### Short problem
Write down each entry again, exactly as it reads.

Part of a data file
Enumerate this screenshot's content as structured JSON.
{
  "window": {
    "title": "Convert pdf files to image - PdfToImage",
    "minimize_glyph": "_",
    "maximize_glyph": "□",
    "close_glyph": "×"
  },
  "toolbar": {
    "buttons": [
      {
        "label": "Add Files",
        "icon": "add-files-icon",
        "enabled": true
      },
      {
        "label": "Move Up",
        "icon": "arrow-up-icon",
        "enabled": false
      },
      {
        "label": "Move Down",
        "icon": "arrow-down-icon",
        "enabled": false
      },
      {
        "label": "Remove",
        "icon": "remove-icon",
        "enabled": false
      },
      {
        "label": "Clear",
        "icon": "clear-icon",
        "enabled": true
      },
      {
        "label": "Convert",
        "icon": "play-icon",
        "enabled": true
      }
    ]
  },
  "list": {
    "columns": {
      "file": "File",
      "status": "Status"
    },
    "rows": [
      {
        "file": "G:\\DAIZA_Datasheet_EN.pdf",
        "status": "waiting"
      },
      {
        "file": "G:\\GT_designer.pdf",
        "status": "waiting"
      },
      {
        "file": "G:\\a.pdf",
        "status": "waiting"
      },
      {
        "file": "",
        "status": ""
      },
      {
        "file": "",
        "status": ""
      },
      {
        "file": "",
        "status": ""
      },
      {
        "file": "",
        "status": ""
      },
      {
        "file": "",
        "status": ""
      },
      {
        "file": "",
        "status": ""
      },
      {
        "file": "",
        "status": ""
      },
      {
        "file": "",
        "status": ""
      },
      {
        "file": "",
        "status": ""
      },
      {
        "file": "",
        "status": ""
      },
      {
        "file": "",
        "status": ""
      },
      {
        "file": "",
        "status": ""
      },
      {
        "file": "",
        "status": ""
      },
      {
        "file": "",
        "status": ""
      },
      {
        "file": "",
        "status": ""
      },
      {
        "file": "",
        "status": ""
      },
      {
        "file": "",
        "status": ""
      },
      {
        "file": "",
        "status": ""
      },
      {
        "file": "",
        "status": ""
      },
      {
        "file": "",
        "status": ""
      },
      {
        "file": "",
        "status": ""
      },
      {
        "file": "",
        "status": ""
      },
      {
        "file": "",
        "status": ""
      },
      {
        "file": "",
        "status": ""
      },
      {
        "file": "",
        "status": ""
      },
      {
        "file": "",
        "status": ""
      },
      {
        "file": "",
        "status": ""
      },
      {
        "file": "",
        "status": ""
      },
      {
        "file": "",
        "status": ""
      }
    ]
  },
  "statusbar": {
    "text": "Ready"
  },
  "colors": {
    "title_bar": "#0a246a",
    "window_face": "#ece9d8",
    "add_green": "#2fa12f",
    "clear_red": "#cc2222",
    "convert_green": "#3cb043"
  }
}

### Task response
Enumerate this screenshot's content as structured JSON.
{
  "window": {
    "title": "Convert pdf files to image - PdfToImage",
    "minimize_glyph": "_",
    "maximize_glyph": "□",
    "close_glyph": "×"
  },
  "toolbar": {
    "buttons": [
      {
        "label": "Add Files",
        "icon": "add-files-icon",
        "enabled": true
      },
      {
        "label": "Move Up",
        "icon": "arrow-up-icon",
        "enabled": false
      },
      {
        "label": "Move Down",
        "icon": "arrow-down-icon",
        "enabled": false
      },
      {
        "label": "Remove",
        "icon": "remove-icon",
        "enabled": false
      },
      {
        "label": "Clear",
        "icon": "clear-icon",
        "enabled": true
      },
      {
        "label": "Convert",
        "icon": "play-icon",
        "enabled": true
      }
    ]
  },
  "list": {
    "columns": {
      "file": "File",
      "status": "Status"
    },
    "rows": [
      {
        "file": "G:\\DAIZA_Datasheet_EN.pdf",
        "status": "waiting"
      },
      {
        "file": "G:\\GT_designer.pdf",
        "status": "waiting"
      },
      {
        "file": "G:\\a.pdf",
        "status": "waiting"
      },
      {
        "file": "",
        "status": ""
      },
      {
        "file": "",
        "status": ""
      },
      {
        "file": "",
        "status": ""
      },
      {
        "file": "",
        "status": ""
      },
      {
        "file": "",
        "status": ""
      },
      {
        "file": "",
        "status": ""
      },
      {
        "file": "",
        "status": ""
      },
      {
        "file": "",
        "status": ""
      },
      {
        "file": "",
        "status": ""
      },
      {
        "file": "",
        "status": ""
      },
      {
        "file": "",
        "status": ""
      },
      {
        "file": "",
        "status": ""
      },
      {
        "file": "",
        "status": ""
      },
      {
        "file": "",
        "status": ""
      },
      {
        "file": "",
        "status": ""
      },
      {
        "file": "",
        "status": ""
      },
      {
        "file": "",
        "status": ""
      },
      {
        "file": "",
        "status": ""
      },
      {
        "file": "",
        "status": ""
      },
      {
        "file": "",
        "status": ""
      },
      {
        "file": "",
        "status": ""
      },
      {
        "file": "",
        "status": ""
      },
      {
        "file": "",
        "status": ""
      },
      {
        "file": "",
        "status": ""
      },
      {
        "file": "",
        "status": ""
      },
      {
        "file": "",
        "status": ""
      },
      {
        "file": "",
        "status": ""
      },
      {
        "file": "",
        "status": ""
      },
      {
        "file": "",
        "status": ""
      }
    ]
  },
  "statusbar": {
    "text": "Ready"
  },
  "colors": {
    "title_bar": "#0a246a",
    "window_face": "#ece9d8",
    "add_green": "#2fa12f",
    "clear_red": "#cc2222",
    "convert_green": "#3cb043"
  }
}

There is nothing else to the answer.